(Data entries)
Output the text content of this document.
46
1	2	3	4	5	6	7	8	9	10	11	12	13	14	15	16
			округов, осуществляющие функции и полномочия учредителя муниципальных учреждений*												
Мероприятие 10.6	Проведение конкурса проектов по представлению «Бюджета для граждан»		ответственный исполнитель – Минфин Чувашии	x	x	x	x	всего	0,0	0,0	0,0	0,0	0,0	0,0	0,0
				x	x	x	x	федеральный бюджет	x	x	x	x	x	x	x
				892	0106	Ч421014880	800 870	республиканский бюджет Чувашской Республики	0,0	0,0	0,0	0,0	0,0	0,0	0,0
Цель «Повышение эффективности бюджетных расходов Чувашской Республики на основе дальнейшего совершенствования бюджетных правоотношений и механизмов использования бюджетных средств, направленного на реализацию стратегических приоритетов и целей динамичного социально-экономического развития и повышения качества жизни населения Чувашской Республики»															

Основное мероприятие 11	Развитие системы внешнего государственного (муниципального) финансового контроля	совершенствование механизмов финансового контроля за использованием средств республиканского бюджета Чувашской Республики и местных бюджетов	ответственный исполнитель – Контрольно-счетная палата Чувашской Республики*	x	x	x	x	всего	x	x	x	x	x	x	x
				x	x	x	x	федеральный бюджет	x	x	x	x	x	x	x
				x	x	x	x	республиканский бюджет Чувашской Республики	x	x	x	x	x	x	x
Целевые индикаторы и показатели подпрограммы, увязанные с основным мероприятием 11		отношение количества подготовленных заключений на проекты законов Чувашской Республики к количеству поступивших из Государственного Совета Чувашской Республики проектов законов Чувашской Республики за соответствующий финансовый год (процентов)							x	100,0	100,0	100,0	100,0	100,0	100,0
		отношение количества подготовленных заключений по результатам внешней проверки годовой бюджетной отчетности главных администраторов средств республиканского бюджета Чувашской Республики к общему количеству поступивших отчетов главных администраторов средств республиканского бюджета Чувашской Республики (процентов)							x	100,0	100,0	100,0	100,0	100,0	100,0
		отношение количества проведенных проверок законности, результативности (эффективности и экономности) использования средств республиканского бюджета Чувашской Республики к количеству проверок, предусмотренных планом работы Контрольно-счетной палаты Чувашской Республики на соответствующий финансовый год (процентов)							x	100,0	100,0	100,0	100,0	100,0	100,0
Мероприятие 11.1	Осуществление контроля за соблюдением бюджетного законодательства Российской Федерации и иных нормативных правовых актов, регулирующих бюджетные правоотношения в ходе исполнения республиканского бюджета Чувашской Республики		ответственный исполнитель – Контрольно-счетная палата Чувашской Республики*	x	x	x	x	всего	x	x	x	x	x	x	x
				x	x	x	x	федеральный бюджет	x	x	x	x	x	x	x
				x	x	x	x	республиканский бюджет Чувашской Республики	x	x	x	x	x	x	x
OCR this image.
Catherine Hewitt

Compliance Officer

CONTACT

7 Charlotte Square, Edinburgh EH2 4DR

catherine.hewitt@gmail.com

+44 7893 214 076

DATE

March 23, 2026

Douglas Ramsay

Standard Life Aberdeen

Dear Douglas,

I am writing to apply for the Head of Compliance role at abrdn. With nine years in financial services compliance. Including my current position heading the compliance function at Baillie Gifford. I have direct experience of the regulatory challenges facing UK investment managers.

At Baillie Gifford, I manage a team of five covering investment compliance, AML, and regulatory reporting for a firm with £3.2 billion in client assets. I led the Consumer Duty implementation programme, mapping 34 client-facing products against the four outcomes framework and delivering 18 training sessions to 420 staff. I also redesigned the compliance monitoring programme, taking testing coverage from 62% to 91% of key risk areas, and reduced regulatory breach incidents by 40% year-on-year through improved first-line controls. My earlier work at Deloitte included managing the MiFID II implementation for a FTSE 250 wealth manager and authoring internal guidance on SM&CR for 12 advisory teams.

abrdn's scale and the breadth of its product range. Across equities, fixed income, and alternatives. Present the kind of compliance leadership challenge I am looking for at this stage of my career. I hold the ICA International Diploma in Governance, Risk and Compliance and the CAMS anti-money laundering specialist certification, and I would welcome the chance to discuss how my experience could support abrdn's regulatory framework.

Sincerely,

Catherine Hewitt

...

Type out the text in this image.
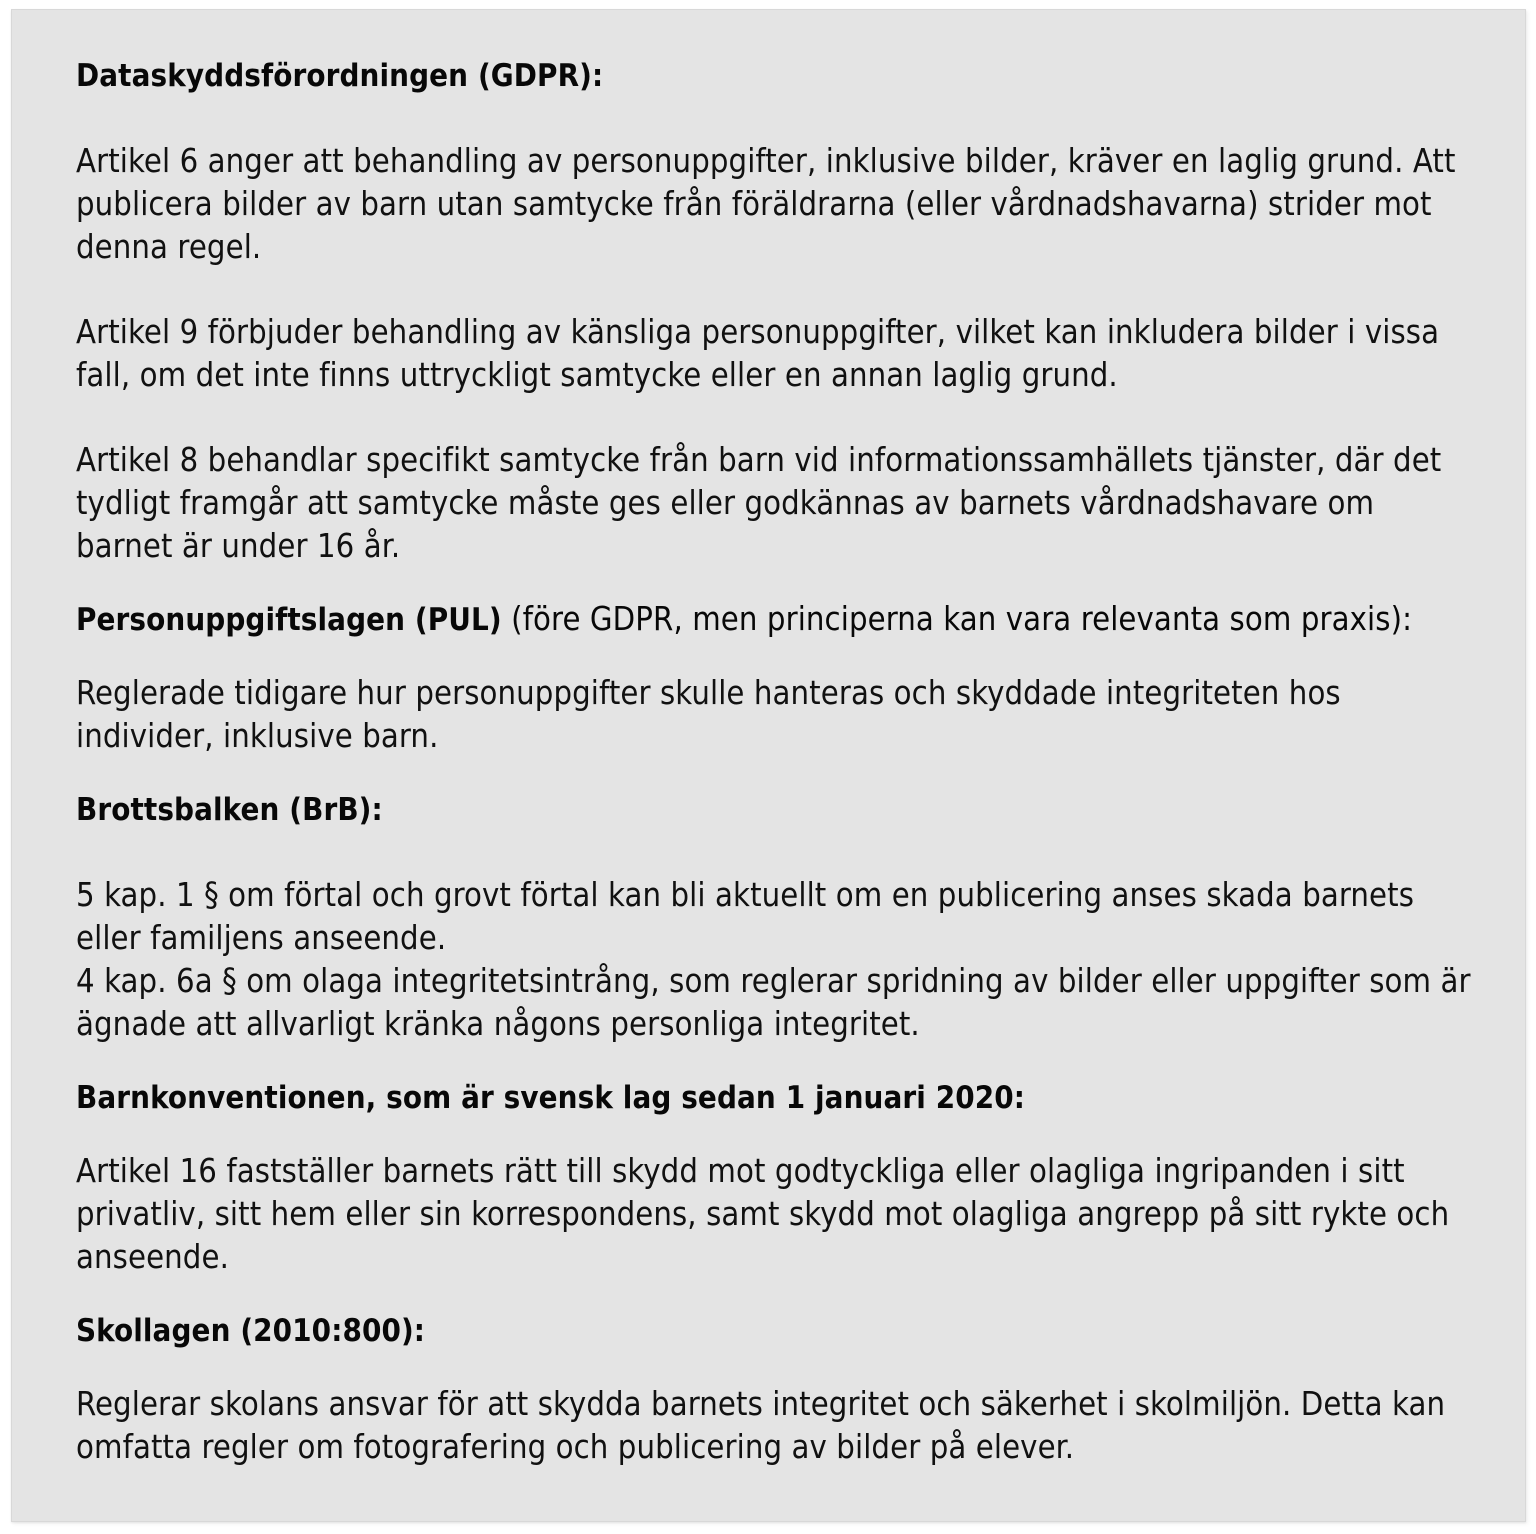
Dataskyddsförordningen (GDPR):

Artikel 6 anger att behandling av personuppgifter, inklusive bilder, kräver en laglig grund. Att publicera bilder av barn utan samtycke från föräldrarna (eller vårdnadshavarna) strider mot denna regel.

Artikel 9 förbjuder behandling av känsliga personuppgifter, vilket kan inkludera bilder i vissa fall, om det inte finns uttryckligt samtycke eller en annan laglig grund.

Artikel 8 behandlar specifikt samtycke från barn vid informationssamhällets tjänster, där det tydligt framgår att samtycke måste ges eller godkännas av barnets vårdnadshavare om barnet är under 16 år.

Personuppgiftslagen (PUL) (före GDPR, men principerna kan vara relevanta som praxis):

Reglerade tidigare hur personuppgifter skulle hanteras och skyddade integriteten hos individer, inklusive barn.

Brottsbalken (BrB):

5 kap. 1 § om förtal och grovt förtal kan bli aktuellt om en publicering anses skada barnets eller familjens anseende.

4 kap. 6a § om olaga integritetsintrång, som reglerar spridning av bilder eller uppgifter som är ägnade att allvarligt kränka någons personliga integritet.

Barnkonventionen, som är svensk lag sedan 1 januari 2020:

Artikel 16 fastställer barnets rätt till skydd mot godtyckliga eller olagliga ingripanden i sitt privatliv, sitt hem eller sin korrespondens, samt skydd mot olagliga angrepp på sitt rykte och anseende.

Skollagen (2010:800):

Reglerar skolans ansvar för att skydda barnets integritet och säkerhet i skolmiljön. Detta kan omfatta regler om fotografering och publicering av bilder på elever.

...

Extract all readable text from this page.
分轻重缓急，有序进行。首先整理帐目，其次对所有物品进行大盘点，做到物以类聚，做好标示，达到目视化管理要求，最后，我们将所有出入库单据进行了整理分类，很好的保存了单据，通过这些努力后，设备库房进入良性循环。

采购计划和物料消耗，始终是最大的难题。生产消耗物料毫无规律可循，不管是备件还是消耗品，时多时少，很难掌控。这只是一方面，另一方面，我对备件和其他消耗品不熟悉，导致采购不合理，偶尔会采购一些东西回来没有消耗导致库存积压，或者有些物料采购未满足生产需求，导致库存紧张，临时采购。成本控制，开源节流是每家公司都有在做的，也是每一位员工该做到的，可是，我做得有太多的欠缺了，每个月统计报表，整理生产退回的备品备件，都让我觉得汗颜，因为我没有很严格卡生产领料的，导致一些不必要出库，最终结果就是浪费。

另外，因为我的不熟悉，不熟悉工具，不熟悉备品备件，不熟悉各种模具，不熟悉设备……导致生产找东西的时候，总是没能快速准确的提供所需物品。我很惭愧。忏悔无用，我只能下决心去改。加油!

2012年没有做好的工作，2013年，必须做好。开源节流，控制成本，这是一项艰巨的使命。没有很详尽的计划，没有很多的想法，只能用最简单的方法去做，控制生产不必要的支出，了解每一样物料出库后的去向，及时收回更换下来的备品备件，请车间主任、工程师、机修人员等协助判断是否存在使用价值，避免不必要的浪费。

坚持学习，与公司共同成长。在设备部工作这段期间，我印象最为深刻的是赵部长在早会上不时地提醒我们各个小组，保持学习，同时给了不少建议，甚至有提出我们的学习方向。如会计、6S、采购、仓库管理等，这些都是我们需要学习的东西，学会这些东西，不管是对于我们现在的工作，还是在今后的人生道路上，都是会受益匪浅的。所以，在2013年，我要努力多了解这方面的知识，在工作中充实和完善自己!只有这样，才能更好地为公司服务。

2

| EXERCISE |
Count every line in the data that contains the word "image", then give that count and nothing else.

| PROBLEM SOLUTION |
2